=== Your task ===
Copy every line of the following data that includes the string "cells".

=== Data extracts ===
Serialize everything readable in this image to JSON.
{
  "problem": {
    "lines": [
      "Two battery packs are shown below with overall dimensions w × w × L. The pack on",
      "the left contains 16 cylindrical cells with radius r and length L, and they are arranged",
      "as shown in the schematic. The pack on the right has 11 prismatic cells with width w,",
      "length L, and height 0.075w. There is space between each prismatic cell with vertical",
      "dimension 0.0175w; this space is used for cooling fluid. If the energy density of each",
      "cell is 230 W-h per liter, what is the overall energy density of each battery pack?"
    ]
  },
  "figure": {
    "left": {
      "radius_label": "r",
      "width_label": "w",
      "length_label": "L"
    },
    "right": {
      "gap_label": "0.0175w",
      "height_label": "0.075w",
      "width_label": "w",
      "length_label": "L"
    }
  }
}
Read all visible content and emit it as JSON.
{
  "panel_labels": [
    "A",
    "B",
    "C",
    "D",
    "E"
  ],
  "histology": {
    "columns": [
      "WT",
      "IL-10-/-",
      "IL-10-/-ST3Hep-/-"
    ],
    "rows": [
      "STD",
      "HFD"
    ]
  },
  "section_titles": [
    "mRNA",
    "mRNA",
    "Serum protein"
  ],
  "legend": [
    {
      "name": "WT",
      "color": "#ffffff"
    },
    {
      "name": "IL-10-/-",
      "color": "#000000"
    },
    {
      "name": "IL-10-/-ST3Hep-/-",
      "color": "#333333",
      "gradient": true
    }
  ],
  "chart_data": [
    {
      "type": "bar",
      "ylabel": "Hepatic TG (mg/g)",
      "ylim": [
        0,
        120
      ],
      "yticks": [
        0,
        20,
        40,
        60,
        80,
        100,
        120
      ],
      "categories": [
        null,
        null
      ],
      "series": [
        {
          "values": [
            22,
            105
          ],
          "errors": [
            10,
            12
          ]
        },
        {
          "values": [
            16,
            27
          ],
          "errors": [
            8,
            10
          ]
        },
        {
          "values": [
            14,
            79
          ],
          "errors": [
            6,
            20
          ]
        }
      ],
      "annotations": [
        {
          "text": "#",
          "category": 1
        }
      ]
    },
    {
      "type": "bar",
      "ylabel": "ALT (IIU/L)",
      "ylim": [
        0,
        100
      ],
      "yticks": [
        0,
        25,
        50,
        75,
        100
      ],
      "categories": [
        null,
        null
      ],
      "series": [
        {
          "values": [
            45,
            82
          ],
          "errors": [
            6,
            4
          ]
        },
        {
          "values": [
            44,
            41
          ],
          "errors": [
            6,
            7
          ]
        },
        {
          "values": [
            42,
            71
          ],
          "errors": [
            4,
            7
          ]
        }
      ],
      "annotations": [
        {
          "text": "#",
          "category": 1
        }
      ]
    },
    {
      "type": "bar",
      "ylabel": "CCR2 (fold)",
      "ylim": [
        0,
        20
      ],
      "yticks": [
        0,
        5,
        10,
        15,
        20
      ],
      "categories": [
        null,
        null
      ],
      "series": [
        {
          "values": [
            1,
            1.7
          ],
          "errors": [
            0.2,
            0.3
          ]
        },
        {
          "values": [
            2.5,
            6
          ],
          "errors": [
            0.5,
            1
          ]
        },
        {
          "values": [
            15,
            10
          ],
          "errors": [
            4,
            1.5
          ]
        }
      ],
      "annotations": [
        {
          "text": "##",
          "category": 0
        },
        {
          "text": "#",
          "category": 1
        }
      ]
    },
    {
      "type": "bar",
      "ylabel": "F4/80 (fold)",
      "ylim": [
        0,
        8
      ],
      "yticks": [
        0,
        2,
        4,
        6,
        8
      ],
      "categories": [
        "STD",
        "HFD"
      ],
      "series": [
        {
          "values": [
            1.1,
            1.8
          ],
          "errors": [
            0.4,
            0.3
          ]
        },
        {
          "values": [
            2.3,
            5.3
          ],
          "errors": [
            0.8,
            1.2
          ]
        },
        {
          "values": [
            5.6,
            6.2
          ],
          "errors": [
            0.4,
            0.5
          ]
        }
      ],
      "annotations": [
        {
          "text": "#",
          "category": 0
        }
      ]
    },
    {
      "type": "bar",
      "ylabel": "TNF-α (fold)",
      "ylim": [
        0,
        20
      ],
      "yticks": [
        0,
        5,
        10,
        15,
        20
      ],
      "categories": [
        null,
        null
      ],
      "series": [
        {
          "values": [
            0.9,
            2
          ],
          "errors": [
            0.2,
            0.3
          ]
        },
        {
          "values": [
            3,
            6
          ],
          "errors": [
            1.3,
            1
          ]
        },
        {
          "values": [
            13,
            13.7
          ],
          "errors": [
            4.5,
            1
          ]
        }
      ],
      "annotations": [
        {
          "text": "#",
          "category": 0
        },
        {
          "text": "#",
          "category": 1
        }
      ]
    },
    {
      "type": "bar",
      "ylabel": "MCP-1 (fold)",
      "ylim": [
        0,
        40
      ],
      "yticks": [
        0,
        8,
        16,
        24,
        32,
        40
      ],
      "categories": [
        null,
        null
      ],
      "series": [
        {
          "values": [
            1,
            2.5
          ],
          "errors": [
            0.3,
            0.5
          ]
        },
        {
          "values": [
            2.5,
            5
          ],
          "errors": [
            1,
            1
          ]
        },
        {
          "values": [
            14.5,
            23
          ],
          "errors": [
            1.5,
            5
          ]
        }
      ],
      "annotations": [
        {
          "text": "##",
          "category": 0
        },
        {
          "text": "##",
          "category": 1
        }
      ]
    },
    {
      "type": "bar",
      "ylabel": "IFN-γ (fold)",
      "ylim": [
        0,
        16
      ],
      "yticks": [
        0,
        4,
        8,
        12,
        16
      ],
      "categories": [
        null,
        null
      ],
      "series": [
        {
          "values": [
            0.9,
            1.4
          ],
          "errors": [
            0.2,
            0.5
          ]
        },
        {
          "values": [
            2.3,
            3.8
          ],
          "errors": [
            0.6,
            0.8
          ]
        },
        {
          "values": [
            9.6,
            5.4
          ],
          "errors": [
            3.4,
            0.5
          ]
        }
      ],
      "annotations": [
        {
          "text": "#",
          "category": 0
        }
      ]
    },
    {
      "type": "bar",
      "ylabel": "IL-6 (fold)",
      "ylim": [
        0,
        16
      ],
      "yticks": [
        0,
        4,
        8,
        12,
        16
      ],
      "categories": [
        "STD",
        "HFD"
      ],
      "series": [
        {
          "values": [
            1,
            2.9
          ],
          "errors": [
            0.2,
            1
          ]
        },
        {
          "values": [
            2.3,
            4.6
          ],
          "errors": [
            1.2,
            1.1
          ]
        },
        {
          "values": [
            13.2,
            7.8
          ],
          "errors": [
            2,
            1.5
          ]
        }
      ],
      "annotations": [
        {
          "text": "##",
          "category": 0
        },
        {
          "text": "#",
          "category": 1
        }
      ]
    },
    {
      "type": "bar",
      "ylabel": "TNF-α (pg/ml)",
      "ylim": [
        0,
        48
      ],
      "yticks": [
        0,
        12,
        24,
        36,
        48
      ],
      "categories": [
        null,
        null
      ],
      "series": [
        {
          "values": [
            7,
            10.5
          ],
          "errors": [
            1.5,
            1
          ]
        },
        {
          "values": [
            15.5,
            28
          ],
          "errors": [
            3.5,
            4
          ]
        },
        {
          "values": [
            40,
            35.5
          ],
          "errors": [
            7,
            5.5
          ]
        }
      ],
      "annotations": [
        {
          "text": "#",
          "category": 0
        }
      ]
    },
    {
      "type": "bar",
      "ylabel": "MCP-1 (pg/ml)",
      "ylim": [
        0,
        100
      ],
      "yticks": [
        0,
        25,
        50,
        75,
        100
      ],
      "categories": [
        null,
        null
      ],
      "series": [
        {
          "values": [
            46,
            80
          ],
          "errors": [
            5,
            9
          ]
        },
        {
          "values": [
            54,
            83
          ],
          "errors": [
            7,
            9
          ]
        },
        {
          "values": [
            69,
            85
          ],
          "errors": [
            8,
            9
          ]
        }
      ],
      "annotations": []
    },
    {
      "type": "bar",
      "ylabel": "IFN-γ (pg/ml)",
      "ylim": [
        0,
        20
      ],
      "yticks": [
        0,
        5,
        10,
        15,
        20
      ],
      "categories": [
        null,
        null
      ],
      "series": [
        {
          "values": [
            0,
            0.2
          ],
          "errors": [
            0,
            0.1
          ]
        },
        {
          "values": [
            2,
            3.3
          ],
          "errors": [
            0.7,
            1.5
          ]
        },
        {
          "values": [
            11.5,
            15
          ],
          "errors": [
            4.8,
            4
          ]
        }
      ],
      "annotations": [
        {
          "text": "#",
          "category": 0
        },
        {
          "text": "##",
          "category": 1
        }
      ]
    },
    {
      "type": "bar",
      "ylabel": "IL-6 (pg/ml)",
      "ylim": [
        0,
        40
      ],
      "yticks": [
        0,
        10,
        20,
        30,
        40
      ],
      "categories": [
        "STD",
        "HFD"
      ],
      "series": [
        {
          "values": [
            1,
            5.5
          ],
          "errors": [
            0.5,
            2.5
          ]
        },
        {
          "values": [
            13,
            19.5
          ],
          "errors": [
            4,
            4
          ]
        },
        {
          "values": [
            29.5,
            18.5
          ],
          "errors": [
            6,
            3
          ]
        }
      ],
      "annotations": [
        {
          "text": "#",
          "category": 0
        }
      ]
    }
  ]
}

=== Result of the task ===
      "the left contains 16 cylindrical cells with radius r and length L, and they are arranged",
      "as shown in the schematic. The pack on the right has 11 prismatic cells with width w,",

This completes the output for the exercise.